◆ The task
Each line of the material below should be reproduced exactly.

◆ Excerpt from a dataset
— Begin —
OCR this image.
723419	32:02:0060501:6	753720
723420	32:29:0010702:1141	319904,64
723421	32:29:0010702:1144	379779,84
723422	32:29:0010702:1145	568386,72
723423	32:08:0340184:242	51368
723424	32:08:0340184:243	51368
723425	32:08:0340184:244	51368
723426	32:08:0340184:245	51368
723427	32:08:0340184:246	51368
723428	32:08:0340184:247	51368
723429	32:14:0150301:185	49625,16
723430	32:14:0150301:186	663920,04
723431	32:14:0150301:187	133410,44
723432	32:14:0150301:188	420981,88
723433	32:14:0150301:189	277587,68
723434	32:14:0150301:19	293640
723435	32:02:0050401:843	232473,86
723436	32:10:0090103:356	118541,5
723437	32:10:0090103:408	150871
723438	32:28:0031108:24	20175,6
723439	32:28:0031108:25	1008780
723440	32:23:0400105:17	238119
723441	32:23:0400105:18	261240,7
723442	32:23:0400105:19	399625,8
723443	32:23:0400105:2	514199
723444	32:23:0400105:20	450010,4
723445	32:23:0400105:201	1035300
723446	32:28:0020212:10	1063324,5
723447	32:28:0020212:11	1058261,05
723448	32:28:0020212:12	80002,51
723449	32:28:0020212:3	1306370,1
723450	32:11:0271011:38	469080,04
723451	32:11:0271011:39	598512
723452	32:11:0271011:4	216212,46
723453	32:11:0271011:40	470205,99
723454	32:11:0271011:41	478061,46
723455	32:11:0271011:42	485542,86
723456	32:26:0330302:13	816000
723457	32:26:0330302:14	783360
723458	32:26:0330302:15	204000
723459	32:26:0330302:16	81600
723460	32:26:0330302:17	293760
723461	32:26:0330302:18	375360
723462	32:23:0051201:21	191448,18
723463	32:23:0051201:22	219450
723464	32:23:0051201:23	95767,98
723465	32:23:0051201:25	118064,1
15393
— End —
◆ Output below
OCR this image.
723419	32:02:0060501:6	753720
723420	32:29:0010702:1141	319904,64
723421	32:29:0010702:1144	379779,84
723422	32:29:0010702:1145	568386,72
723423	32:08:0340184:242	51368
723424	32:08:0340184:243	51368
723425	32:08:0340184:244	51368
723426	32:08:0340184:245	51368
723427	32:08:0340184:246	51368
723428	32:08:0340184:247	51368
723429	32:14:0150301:185	49625,16
723430	32:14:0150301:186	663920,04
723431	32:14:0150301:187	133410,44
723432	32:14:0150301:188	420981,88
723433	32:14:0150301:189	277587,68
723434	32:14:0150301:19	293640
723435	32:02:0050401:843	232473,86
723436	32:10:0090103:356	118541,5
723437	32:10:0090103:408	150871
723438	32:28:0031108:24	20175,6
723439	32:28:0031108:25	1008780
723440	32:23:0400105:17	238119
723441	32:23:0400105:18	261240,7
723442	32:23:0400105:19	399625,8
723443	32:23:0400105:2	514199
723444	32:23:0400105:20	450010,4
723445	32:23:0400105:201	1035300
723446	32:28:0020212:10	1063324,5
723447	32:28:0020212:11	1058261,05
723448	32:28:0020212:12	80002,51
723449	32:28:0020212:3	1306370,1
723450	32:11:0271011:38	469080,04
723451	32:11:0271011:39	598512
723452	32:11:0271011:4	216212,46
723453	32:11:0271011:40	470205,99
723454	32:11:0271011:41	478061,46
723455	32:11:0271011:42	485542,86
723456	32:26:0330302:13	816000
723457	32:26:0330302:14	783360
723458	32:26:0330302:15	204000
723459	32:26:0330302:16	81600
723460	32:26:0330302:17	293760
723461	32:26:0330302:18	375360
723462	32:23:0051201:21	191448,18
723463	32:23:0051201:22	219450
723464	32:23:0051201:23	95767,98
723465	32:23:0051201:25	118064,1
15393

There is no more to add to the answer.